Exercise input.
───
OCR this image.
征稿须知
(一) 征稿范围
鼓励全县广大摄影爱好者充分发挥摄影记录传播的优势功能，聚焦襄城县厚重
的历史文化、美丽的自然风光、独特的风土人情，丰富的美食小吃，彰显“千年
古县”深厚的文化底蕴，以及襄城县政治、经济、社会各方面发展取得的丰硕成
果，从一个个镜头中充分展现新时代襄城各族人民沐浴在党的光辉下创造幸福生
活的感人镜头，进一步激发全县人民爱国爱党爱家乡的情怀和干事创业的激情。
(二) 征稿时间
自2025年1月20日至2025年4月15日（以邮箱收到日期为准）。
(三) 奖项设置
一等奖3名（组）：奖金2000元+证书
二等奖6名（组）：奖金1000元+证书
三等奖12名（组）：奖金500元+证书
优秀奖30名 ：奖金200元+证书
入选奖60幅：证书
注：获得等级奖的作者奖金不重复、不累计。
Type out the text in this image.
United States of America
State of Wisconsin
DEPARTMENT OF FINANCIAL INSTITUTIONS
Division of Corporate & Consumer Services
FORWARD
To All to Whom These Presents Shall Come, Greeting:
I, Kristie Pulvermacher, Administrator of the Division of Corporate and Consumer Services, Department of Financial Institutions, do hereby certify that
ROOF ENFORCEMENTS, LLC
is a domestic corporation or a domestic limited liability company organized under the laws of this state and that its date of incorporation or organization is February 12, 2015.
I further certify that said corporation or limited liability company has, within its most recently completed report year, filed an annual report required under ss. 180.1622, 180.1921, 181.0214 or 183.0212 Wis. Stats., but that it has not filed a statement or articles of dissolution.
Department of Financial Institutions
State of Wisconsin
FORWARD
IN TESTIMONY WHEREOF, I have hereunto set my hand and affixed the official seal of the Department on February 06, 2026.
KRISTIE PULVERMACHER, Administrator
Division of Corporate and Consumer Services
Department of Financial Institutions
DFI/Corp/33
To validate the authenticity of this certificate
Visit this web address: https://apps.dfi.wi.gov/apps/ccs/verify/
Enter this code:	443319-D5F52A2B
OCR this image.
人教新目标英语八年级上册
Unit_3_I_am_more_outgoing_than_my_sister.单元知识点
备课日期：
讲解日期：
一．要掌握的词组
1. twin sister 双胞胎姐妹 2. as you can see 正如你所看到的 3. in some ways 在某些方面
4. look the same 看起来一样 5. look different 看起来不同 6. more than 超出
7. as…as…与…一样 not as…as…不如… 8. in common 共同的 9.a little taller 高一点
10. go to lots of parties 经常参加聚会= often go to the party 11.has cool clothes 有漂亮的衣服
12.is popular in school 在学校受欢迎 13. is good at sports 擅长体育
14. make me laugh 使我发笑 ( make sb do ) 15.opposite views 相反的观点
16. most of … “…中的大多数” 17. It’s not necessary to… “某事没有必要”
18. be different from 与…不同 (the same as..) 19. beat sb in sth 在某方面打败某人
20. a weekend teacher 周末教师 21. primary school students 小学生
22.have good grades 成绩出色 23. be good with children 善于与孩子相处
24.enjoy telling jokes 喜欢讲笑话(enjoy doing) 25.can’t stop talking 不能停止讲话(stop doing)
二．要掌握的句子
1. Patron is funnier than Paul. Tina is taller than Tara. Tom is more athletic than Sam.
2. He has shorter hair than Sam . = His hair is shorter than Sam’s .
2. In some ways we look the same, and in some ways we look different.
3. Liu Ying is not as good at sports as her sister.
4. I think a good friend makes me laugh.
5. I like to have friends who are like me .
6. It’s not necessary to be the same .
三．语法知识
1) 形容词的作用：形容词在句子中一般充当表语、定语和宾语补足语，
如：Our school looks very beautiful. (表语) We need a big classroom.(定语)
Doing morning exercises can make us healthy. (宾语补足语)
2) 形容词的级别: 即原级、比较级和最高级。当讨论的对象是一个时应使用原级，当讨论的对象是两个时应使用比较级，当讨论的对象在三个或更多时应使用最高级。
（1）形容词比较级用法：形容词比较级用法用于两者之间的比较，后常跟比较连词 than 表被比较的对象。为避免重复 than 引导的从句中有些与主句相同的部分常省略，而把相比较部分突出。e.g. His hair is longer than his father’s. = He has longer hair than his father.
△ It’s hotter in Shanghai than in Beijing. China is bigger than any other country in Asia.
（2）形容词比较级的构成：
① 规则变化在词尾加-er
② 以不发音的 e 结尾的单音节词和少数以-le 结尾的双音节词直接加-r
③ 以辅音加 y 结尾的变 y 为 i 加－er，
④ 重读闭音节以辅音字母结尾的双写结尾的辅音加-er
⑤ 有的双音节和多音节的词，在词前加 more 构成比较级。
───
Goal of the exercise.
All of the entries above should be written out again exactly.

Result of the task.
OCR this image.
征稿须知
(一) 征稿范围
鼓励全县广大摄影爱好者充分发挥摄影记录传播的优势功能，聚焦襄城县厚重
的历史文化、美丽的自然风光、独特的风土人情，丰富的美食小吃，彰显“千年
古县”深厚的文化底蕴，以及襄城县政治、经济、社会各方面发展取得的丰硕成
果，从一个个镜头中充分展现新时代襄城各族人民沐浴在党的光辉下创造幸福生
活的感人镜头，进一步激发全县人民爱国爱党爱家乡的情怀和干事创业的激情。
(二) 征稿时间
自2025年1月20日至2025年4月15日（以邮箱收到日期为准）。
(三) 奖项设置
一等奖3名（组）：奖金2000元+证书
二等奖6名（组）：奖金1000元+证书
三等奖12名（组）：奖金500元+证书
优秀奖30名 ：奖金200元+证书
入选奖60幅：证书
注：获得等级奖的作者奖金不重复、不累计。
Type out the text in this image.
United States of America
State of Wisconsin
DEPARTMENT OF FINANCIAL INSTITUTIONS
Division of Corporate & Consumer Services
FORWARD
To All to Whom These Presents Shall Come, Greeting:
I, Kristie Pulvermacher, Administrator of the Division of Corporate and Consumer Services, Department of Financial Institutions, do hereby certify that
ROOF ENFORCEMENTS, LLC
is a domestic corporation or a domestic limited liability company organized under the laws of this state and that its date of incorporation or organization is February 12, 2015.
I further certify that said corporation or limited liability company has, within its most recently completed report year, filed an annual report required under ss. 180.1622, 180.1921, 181.0214 or 183.0212 Wis. Stats., but that it has not filed a statement or articles of dissolution.
Department of Financial Institutions
State of Wisconsin
FORWARD
IN TESTIMONY WHEREOF, I have hereunto set my hand and affixed the official seal of the Department on February 06, 2026.
KRISTIE PULVERMACHER, Administrator
Division of Corporate and Consumer Services
Department of Financial Institutions
DFI/Corp/33
To validate the authenticity of this certificate
Visit this web address: https://apps.dfi.wi.gov/apps/ccs/verify/
Enter this code:	443319-D5F52A2B
OCR this image.
人教新目标英语八年级上册
Unit_3_I_am_more_outgoing_than_my_sister.单元知识点
备课日期：
讲解日期：
一．要掌握的词组
1. twin sister 双胞胎姐妹 2. as you can see 正如你所看到的 3. in some ways 在某些方面
4. look the same 看起来一样 5. look different 看起来不同 6. more than 超出
7. as…as…与…一样 not as…as…不如… 8. in common 共同的 9.a little taller 高一点
10. go to lots of parties 经常参加聚会= often go to the party 11.has cool clothes 有漂亮的衣服
12.is popular in school 在学校受欢迎 13. is good at sports 擅长体育
14. make me laugh 使我发笑 ( make sb do ) 15.opposite views 相反的观点
16. most of … “…中的大多数” 17. It’s not necessary to… “某事没有必要”
18. be different from 与…不同 (the same as..) 19. beat sb in sth 在某方面打败某人
20. a weekend teacher 周末教师 21. primary school students 小学生
22.have good grades 成绩出色 23. be good with children 善于与孩子相处
24.enjoy telling jokes 喜欢讲笑话(enjoy doing) 25.can’t stop talking 不能停止讲话(stop doing)
二．要掌握的句子
1. Patron is funnier than Paul. Tina is taller than Tara. Tom is more athletic than Sam.
2. He has shorter hair than Sam . = His hair is shorter than Sam’s .
2. In some ways we look the same, and in some ways we look different.
3. Liu Ying is not as good at sports as her sister.
4. I think a good friend makes me laugh.
5. I like to have friends who are like me .
6. It’s not necessary to be the same .
三．语法知识
1) 形容词的作用：形容词在句子中一般充当表语、定语和宾语补足语，
如：Our school looks very beautiful. (表语) We need a big classroom.(定语)
Doing morning exercises can make us healthy. (宾语补足语)
2) 形容词的级别: 即原级、比较级和最高级。当讨论的对象是一个时应使用原级，当讨论的对象是两个时应使用比较级，当讨论的对象在三个或更多时应使用最高级。
（1）形容词比较级用法：形容词比较级用法用于两者之间的比较，后常跟比较连词 than 表被比较的对象。为避免重复 than 引导的从句中有些与主句相同的部分常省略，而把相比较部分突出。e.g. His hair is longer than his father’s. = He has longer hair than his father.
△ It’s hotter in Shanghai than in Beijing. China is bigger than any other country in Asia.
（2）形容词比较级的构成：
① 规则变化在词尾加-er
② 以不发音的 e 结尾的单音节词和少数以-le 结尾的双音节词直接加-r
③ 以辅音加 y 结尾的变 y 为 i 加－er，
④ 重读闭音节以辅音字母结尾的双写结尾的辅音加-er
⑤ 有的双音节和多音节的词，在词前加 more 构成比较级。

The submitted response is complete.